- WRITTEN REQUEST -
Retype the material that follows, keeping every word as it is.

(Dataset entries)
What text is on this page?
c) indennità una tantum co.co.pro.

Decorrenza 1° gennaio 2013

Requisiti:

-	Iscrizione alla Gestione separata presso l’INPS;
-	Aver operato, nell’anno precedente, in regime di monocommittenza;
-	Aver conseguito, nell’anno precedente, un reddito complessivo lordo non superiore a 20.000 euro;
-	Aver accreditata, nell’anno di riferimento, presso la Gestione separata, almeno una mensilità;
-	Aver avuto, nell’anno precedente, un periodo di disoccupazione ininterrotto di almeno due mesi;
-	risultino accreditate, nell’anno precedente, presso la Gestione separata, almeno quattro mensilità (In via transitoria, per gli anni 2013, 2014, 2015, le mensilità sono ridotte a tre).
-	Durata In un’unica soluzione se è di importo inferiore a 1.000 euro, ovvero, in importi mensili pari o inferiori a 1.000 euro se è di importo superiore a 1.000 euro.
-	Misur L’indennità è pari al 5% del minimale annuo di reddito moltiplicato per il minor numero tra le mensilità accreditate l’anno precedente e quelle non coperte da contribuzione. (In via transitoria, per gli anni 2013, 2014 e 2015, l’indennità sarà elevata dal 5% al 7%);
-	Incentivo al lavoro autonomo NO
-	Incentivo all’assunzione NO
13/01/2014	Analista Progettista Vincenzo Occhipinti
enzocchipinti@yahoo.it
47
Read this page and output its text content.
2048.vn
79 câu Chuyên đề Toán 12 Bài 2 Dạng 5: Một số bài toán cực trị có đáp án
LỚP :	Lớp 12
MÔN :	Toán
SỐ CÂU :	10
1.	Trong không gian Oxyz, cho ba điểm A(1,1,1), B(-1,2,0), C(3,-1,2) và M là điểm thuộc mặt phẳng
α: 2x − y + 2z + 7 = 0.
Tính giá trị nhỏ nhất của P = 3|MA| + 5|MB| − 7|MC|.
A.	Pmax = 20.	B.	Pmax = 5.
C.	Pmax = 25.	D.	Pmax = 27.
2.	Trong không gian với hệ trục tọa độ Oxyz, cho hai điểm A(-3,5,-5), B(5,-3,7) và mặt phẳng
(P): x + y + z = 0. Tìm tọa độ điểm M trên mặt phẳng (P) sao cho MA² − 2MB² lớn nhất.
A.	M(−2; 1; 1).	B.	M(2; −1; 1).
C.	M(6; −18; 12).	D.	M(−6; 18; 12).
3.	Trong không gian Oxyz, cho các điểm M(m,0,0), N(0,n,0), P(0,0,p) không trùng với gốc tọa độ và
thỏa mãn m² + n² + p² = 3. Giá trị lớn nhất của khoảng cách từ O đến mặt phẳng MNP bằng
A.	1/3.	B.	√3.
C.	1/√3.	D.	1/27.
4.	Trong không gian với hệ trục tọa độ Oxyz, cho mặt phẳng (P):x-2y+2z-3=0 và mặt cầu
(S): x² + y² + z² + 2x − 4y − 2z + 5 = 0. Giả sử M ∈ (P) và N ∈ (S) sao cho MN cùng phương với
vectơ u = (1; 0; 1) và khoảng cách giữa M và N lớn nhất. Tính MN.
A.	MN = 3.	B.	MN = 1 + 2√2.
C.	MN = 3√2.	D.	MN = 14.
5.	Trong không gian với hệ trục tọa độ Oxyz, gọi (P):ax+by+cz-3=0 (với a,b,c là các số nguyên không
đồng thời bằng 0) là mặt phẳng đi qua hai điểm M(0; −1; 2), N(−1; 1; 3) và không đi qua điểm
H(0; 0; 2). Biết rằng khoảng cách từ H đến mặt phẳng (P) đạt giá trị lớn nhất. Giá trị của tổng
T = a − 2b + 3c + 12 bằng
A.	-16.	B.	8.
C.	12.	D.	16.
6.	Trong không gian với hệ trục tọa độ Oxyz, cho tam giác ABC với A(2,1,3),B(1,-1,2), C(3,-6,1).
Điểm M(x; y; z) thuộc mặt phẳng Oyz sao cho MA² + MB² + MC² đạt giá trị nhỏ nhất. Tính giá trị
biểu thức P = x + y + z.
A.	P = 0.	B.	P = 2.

- WRITTEN SOLUTION -
What text is on this page?
c) indennità una tantum co.co.pro.

Decorrenza 1° gennaio 2013

Requisiti:

-	Iscrizione alla Gestione separata presso l’INPS;
-	Aver operato, nell’anno precedente, in regime di monocommittenza;
-	Aver conseguito, nell’anno precedente, un reddito complessivo lordo non superiore a 20.000 euro;
-	Aver accreditata, nell’anno di riferimento, presso la Gestione separata, almeno una mensilità;
-	Aver avuto, nell’anno precedente, un periodo di disoccupazione ininterrotto di almeno due mesi;
-	risultino accreditate, nell’anno precedente, presso la Gestione separata, almeno quattro mensilità (In via transitoria, per gli anni 2013, 2014, 2015, le mensilità sono ridotte a tre).
-	Durata In un’unica soluzione se è di importo inferiore a 1.000 euro, ovvero, in importi mensili pari o inferiori a 1.000 euro se è di importo superiore a 1.000 euro.
-	Misur L’indennità è pari al 5% del minimale annuo di reddito moltiplicato per il minor numero tra le mensilità accreditate l’anno precedente e quelle non coperte da contribuzione. (In via transitoria, per gli anni 2013, 2014 e 2015, l’indennità sarà elevata dal 5% al 7%);
-	Incentivo al lavoro autonomo NO
-	Incentivo all’assunzione NO
13/01/2014	Analista Progettista Vincenzo Occhipinti
enzocchipinti@yahoo.it
47
Read this page and output its text content.
2048.vn
79 câu Chuyên đề Toán 12 Bài 2 Dạng 5: Một số bài toán cực trị có đáp án
LỚP :	Lớp 12
MÔN :	Toán
SỐ CÂU :	10
1.	Trong không gian Oxyz, cho ba điểm A(1,1,1), B(-1,2,0), C(3,-1,2) và M là điểm thuộc mặt phẳng
α: 2x − y + 2z + 7 = 0.
Tính giá trị nhỏ nhất của P = 3|MA| + 5|MB| − 7|MC|.
A.	Pmax = 20.	B.	Pmax = 5.
C.	Pmax = 25.	D.	Pmax = 27.
2.	Trong không gian với hệ trục tọa độ Oxyz, cho hai điểm A(-3,5,-5), B(5,-3,7) và mặt phẳng
(P): x + y + z = 0. Tìm tọa độ điểm M trên mặt phẳng (P) sao cho MA² − 2MB² lớn nhất.
A.	M(−2; 1; 1).	B.	M(2; −1; 1).
C.	M(6; −18; 12).	D.	M(−6; 18; 12).
3.	Trong không gian Oxyz, cho các điểm M(m,0,0), N(0,n,0), P(0,0,p) không trùng với gốc tọa độ và
thỏa mãn m² + n² + p² = 3. Giá trị lớn nhất của khoảng cách từ O đến mặt phẳng MNP bằng
A.	1/3.	B.	√3.
C.	1/√3.	D.	1/27.
4.	Trong không gian với hệ trục tọa độ Oxyz, cho mặt phẳng (P):x-2y+2z-3=0 và mặt cầu
(S): x² + y² + z² + 2x − 4y − 2z + 5 = 0. Giả sử M ∈ (P) và N ∈ (S) sao cho MN cùng phương với
vectơ u = (1; 0; 1) và khoảng cách giữa M và N lớn nhất. Tính MN.
A.	MN = 3.	B.	MN = 1 + 2√2.
C.	MN = 3√2.	D.	MN = 14.
5.	Trong không gian với hệ trục tọa độ Oxyz, gọi (P):ax+by+cz-3=0 (với a,b,c là các số nguyên không
đồng thời bằng 0) là mặt phẳng đi qua hai điểm M(0; −1; 2), N(−1; 1; 3) và không đi qua điểm
H(0; 0; 2). Biết rằng khoảng cách từ H đến mặt phẳng (P) đạt giá trị lớn nhất. Giá trị của tổng
T = a − 2b + 3c + 12 bằng
A.	-16.	B.	8.
C.	12.	D.	16.
6.	Trong không gian với hệ trục tọa độ Oxyz, cho tam giác ABC với A(2,1,3),B(1,-1,2), C(3,-6,1).
Điểm M(x; y; z) thuộc mặt phẳng Oyz sao cho MA² + MB² + MC² đạt giá trị nhỏ nhất. Tính giá trị
biểu thức P = x + y + z.
A.	P = 0.	B.	P = 2.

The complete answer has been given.